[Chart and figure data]

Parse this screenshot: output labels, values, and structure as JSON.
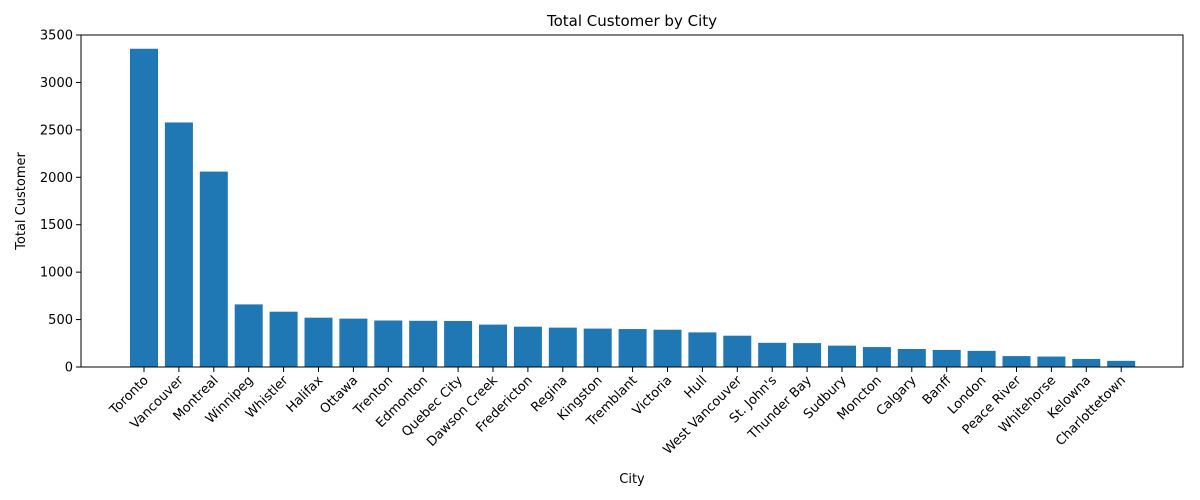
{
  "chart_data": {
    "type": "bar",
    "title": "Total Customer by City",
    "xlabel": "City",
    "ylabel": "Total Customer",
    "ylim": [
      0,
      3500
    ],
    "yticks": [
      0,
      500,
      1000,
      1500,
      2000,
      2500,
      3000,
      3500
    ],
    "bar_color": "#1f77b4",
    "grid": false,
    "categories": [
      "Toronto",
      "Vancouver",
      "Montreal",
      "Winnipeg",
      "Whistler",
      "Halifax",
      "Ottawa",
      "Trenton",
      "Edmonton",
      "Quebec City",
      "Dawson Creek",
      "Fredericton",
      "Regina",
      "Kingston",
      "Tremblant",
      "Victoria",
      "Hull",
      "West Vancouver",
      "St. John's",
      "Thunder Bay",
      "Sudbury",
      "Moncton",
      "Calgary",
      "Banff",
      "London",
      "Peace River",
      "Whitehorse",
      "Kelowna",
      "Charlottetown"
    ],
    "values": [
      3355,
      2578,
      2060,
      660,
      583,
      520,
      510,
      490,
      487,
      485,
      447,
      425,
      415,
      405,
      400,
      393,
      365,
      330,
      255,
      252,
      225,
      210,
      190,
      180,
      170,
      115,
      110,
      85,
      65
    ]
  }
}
* * *
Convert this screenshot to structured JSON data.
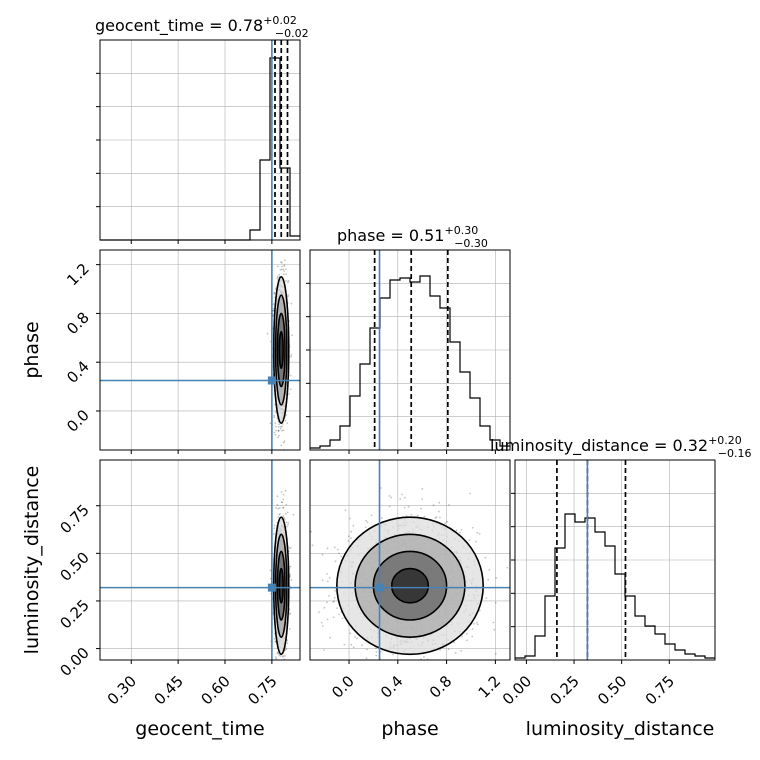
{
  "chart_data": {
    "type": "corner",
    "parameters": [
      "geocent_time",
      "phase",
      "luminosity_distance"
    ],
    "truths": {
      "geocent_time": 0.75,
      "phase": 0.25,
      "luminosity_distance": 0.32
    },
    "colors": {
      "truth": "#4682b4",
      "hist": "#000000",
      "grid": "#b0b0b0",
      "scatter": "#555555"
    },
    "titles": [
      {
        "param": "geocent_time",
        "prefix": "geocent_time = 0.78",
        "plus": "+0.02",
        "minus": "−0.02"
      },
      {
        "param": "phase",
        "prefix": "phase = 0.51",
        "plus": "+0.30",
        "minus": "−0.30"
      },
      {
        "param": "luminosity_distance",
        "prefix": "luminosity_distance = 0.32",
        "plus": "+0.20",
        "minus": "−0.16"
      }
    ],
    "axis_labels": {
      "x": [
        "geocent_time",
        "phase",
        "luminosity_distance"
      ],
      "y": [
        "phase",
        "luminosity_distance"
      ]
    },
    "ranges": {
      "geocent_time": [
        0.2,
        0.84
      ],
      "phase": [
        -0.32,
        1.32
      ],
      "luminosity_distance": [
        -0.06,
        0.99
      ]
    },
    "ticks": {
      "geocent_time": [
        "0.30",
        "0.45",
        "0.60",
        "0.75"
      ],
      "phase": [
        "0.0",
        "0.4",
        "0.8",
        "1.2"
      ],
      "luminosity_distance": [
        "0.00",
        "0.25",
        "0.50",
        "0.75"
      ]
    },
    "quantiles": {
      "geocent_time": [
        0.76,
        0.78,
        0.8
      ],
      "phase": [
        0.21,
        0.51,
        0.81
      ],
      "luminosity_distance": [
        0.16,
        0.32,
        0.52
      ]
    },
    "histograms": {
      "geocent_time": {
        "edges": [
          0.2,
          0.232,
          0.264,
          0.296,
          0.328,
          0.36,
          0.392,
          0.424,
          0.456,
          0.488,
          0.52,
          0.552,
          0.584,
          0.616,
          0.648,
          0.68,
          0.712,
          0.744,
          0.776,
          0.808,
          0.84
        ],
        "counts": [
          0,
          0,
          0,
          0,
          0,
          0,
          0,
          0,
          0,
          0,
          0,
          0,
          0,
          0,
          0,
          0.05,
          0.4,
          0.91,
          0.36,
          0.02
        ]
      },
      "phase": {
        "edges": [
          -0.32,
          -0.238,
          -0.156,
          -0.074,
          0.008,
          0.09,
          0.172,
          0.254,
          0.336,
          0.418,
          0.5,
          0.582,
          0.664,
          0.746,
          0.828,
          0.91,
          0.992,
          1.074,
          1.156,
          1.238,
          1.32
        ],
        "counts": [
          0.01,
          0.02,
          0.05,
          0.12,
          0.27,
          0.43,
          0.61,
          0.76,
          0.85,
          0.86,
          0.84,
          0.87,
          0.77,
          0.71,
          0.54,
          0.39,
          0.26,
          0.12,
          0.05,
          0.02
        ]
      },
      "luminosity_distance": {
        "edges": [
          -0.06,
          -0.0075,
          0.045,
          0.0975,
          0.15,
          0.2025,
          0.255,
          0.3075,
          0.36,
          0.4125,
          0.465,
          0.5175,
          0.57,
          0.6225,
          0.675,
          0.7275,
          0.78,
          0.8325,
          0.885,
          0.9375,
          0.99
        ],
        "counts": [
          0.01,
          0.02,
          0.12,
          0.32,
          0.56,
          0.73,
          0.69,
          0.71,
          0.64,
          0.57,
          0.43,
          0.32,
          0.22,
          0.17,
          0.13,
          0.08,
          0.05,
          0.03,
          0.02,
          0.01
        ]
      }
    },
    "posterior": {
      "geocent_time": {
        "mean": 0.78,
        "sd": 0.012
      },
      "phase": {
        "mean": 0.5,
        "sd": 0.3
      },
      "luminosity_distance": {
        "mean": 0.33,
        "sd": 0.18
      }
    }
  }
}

§ **Given instruction**: Write out each line of the data that holds the string "values".

§ **Result below**:
Parse this screenshot: output labels, values, and structure as JSON.
    "values": [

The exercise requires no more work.